Provided material.
=====

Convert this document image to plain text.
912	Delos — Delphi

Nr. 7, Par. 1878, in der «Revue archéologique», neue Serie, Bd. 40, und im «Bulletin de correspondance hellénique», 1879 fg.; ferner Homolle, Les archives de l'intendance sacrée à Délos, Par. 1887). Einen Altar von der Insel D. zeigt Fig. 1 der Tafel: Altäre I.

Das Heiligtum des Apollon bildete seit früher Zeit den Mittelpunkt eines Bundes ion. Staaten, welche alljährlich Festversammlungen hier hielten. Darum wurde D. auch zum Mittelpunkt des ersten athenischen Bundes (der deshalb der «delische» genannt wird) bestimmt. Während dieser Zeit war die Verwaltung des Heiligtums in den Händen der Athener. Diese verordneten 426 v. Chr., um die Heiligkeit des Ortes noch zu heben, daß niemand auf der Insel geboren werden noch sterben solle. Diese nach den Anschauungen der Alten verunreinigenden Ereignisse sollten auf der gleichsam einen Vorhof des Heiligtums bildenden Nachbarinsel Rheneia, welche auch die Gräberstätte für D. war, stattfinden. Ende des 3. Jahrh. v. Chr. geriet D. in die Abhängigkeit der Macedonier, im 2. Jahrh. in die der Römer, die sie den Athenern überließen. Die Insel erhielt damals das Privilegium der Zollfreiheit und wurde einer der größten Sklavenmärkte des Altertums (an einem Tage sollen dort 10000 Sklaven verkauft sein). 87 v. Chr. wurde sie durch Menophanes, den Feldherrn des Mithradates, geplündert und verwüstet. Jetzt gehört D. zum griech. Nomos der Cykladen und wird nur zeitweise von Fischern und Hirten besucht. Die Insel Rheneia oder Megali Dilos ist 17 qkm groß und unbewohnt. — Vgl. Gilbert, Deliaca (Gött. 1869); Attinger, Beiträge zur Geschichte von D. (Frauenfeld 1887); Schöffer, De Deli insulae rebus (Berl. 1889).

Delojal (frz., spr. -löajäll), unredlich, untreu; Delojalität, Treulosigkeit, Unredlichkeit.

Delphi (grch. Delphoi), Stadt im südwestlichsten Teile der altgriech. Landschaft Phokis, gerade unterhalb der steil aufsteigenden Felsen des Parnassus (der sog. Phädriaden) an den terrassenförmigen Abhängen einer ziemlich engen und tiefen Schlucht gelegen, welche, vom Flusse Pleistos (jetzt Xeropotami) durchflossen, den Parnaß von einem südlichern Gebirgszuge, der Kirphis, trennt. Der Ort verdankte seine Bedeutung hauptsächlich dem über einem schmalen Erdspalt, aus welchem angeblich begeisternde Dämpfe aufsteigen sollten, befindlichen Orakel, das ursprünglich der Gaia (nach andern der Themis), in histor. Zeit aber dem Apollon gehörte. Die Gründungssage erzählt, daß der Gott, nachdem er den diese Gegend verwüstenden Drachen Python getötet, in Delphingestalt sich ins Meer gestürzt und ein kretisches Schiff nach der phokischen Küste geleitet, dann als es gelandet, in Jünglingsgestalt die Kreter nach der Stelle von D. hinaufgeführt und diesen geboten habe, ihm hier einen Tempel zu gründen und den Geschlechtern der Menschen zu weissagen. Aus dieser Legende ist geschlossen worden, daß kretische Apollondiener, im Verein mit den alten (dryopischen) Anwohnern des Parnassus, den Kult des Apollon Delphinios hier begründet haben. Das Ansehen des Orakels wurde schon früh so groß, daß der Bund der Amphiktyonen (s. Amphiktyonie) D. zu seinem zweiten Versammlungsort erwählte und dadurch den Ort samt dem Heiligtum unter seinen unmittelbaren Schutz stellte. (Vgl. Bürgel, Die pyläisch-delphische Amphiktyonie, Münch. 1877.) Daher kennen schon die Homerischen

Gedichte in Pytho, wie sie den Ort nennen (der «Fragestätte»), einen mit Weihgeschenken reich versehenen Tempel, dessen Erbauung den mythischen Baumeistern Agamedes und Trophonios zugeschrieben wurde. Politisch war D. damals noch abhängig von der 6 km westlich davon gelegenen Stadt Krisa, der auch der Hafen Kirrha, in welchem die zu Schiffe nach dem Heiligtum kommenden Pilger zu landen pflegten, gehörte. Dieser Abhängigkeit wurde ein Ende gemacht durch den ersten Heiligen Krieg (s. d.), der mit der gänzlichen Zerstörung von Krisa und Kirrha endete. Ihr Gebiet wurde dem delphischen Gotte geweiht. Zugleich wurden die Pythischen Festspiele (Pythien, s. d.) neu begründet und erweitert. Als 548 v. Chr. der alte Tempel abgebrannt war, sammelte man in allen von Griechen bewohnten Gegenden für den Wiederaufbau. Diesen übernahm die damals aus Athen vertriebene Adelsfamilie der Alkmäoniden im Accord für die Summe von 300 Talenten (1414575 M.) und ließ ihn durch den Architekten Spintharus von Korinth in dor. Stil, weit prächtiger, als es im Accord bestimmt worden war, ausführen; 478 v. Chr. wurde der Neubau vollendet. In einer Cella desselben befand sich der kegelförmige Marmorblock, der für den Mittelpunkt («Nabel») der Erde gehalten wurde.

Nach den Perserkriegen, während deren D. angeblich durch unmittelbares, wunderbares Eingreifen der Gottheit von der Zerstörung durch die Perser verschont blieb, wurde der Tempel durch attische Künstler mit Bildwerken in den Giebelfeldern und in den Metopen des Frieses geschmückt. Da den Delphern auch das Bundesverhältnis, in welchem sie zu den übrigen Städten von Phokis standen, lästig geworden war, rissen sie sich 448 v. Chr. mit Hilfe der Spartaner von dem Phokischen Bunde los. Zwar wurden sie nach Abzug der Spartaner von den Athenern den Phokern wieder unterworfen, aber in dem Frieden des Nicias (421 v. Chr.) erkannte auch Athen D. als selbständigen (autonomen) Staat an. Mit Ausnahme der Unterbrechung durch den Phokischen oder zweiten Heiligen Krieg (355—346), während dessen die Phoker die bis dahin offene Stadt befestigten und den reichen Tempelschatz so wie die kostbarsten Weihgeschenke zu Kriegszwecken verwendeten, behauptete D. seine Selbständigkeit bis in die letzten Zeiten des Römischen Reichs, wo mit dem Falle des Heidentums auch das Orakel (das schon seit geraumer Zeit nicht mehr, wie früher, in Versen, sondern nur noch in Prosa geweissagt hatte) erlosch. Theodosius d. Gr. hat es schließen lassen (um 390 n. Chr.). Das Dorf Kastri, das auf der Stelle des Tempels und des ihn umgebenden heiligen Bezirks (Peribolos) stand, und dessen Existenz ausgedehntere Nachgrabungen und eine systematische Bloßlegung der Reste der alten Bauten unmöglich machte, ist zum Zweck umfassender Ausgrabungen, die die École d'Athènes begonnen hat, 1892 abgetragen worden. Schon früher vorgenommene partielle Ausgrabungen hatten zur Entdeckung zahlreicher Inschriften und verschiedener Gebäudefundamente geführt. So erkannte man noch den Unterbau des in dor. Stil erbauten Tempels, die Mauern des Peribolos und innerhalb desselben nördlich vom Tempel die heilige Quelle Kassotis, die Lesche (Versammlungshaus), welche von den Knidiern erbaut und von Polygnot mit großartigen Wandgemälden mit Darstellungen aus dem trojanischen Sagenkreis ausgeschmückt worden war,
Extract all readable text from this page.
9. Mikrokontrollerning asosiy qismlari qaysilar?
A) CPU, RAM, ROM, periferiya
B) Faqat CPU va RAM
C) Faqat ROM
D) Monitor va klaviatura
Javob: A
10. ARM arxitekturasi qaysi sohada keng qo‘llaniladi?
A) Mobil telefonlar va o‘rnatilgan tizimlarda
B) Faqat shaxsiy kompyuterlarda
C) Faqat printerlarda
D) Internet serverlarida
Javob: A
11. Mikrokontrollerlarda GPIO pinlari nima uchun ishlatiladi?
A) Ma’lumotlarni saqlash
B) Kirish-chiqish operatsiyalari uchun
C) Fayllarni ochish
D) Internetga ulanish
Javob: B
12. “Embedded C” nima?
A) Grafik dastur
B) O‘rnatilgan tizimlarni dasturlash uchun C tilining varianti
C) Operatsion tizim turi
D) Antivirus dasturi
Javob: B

=====

Exercise.
Look over the listing and return each line that holds "rnatilgan".

Final answer.
A) Mobil telefonlar va o‘rnatilgan tizimlarda
B) O‘rnatilgan tizimlarni dasturlash uchun C tilining varianti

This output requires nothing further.